Start of MATERIAL TO PROCESS

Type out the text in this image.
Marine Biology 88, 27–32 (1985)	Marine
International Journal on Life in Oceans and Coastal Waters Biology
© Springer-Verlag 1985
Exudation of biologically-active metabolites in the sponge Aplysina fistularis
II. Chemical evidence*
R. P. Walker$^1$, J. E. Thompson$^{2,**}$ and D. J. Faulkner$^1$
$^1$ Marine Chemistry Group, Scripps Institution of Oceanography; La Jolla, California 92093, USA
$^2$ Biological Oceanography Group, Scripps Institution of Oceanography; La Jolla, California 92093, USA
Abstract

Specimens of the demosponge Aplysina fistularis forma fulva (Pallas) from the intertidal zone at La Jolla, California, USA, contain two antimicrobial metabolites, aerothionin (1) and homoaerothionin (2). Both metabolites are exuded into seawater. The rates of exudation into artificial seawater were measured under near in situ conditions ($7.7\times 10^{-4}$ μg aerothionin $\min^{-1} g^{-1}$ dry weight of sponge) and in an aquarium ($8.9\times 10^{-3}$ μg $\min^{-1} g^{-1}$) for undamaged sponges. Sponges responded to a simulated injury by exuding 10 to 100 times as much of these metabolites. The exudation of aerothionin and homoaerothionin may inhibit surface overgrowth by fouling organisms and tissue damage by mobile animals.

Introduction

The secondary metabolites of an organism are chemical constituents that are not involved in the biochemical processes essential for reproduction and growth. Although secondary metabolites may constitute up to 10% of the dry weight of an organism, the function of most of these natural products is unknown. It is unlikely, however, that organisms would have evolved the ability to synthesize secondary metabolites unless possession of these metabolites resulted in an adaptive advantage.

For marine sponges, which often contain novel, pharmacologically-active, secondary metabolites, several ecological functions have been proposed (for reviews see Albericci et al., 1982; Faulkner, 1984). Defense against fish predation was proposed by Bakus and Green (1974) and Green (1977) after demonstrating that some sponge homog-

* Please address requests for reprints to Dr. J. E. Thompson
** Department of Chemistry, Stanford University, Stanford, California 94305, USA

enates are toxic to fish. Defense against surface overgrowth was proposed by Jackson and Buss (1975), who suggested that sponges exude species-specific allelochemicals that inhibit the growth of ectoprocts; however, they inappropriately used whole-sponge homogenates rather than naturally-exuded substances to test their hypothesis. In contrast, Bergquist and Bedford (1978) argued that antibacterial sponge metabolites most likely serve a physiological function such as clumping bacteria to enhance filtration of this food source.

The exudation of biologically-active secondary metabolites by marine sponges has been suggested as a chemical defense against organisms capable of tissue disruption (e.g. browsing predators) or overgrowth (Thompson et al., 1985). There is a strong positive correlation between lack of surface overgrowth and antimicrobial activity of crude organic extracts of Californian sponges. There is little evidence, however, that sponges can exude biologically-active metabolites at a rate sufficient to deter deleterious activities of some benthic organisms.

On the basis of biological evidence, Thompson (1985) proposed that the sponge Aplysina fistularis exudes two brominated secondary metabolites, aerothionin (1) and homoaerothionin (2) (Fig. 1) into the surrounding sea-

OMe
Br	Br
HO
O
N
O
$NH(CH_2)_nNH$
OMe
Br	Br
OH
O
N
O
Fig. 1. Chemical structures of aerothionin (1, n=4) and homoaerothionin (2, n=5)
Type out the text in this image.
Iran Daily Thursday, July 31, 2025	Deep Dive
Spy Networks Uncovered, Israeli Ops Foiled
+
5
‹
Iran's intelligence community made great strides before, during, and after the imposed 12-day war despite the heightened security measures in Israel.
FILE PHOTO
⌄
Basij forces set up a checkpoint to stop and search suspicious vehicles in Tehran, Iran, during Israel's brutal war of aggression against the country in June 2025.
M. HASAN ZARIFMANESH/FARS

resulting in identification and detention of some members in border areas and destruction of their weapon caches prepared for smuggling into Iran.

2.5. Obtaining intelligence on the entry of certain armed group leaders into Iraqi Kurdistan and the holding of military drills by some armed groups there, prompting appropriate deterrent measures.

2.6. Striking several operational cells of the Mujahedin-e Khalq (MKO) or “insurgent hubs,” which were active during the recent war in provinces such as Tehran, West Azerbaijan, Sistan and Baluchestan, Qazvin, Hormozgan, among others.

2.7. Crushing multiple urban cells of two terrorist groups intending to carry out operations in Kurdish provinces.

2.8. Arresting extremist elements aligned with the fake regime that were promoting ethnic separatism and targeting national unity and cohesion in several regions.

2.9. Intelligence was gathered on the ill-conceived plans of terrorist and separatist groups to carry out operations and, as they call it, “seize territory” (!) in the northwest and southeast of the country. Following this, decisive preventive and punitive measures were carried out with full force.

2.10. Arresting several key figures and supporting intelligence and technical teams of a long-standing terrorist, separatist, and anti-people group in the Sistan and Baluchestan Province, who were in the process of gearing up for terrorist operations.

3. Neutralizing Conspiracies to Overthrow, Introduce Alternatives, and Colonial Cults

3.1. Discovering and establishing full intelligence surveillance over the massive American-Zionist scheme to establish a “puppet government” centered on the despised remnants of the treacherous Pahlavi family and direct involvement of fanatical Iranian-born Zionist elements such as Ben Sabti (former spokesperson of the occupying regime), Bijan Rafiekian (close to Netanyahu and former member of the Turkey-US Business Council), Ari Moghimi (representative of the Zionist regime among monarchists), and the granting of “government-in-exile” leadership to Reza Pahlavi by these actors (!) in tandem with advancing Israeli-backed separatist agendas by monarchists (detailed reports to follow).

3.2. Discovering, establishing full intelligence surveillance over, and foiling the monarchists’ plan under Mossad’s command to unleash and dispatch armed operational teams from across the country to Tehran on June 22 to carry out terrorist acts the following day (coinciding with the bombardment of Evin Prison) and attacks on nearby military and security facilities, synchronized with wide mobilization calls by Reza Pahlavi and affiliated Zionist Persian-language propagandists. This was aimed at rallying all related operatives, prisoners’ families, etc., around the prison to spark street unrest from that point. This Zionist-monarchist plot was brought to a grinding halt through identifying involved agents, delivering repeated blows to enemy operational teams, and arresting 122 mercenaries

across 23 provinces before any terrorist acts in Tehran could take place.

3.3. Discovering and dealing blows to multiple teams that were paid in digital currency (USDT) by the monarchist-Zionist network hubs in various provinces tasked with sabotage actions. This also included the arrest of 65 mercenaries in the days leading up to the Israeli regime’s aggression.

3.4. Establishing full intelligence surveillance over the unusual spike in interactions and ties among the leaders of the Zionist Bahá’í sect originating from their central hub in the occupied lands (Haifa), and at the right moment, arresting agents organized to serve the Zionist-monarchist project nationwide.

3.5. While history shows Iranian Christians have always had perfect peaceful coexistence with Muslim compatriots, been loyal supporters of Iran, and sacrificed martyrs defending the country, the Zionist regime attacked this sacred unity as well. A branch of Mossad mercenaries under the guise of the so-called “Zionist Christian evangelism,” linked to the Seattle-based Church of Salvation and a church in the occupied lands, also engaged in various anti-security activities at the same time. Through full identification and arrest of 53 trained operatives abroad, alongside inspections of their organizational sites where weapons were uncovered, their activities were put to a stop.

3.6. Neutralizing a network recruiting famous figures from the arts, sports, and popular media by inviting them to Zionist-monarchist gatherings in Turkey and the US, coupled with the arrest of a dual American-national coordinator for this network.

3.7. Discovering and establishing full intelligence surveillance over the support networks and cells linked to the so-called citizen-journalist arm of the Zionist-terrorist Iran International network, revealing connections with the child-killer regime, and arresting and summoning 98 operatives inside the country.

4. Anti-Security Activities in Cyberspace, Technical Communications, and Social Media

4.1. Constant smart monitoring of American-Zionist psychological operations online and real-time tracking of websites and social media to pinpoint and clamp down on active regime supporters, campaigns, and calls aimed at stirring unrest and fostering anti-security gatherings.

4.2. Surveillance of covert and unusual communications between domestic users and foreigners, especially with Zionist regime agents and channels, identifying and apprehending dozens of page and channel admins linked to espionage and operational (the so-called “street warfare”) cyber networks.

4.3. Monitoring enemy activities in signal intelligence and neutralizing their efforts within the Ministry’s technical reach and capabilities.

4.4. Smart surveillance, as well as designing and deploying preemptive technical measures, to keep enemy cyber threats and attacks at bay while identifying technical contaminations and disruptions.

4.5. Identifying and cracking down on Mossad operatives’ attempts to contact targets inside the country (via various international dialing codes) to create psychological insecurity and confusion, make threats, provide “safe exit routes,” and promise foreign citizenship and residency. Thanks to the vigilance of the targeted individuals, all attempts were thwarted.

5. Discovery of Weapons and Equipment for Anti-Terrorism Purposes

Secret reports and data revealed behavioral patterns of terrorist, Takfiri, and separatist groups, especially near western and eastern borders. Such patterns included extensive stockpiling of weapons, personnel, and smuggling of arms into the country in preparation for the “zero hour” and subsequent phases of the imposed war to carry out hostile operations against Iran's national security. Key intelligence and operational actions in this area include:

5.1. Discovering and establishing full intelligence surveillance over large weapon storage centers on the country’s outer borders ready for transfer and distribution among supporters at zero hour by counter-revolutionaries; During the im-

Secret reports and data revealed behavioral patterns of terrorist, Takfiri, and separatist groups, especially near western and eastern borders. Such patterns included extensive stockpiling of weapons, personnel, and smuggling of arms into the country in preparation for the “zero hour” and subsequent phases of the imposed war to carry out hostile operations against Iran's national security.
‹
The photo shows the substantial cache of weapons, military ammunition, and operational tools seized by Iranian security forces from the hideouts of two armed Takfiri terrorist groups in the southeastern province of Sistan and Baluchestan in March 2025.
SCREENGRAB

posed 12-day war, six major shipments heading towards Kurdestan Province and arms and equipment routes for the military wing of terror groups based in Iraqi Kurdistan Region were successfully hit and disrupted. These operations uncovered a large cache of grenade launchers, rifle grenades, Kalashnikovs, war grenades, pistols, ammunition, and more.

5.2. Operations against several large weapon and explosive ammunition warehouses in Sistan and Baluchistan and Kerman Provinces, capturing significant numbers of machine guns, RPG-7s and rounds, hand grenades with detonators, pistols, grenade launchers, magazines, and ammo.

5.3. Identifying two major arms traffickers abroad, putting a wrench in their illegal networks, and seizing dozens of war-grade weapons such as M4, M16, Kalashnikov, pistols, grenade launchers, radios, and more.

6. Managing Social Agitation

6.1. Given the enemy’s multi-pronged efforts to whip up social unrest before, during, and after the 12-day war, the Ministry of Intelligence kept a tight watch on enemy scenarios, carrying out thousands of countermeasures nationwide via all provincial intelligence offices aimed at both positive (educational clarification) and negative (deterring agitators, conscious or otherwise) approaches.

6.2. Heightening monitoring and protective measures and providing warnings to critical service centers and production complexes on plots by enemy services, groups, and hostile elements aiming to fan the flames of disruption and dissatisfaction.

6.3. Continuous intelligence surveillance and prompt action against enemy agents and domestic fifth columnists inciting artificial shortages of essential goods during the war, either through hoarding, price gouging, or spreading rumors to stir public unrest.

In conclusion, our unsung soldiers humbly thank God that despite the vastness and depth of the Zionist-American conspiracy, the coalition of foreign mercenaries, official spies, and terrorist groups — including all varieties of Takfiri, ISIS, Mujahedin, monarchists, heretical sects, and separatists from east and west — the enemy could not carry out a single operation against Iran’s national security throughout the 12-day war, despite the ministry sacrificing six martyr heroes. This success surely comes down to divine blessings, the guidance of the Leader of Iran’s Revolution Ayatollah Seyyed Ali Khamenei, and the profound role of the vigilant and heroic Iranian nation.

End of MATERIAL TO PROCESS

## REQUIRED ACTION
From the material above, copy out every line bearing the string "exuded".

## TASK RESULT
Specimens of the demosponge Aplysina fistularis forma fulva (Pallas) from the intertidal zone at La Jolla, California, USA, contain two antimicrobial metabolites, aerothionin (1) and homoaerothionin (2). Both metabolites are exuded into seawater. The rates of exudation into artificial seawater were measured under near in situ conditions ($7.7\times 10^{-4}$ μg aerothionin $\min^{-1} g^{-1}$ dry weight of sponge) and in an aquarium ($8.9\times 10^{-3}$ μg $\min^{-1} g^{-1}$) for undamaged sponges. Sponges responded to a simulated injury by exuding 10 to 100 times as much of these metabolites. The exudation of aerothionin and homoaerothionin may inhibit surface overgrowth by fouling organisms and tissue damage by mobile animals.
enates are toxic to fish. Defense against surface overgrowth was proposed by Jackson and Buss (1975), who suggested that sponges exude species-specific allelochemicals that inhibit the growth of ectoprocts; however, they inappropriately used whole-sponge homogenates rather than naturally-exuded substances to test their hypothesis. In contrast, Bergquist and Bedford (1978) argued that antibacterial sponge metabolites most likely serve a physiological function such as clumping bacteria to enhance filtration of this food source.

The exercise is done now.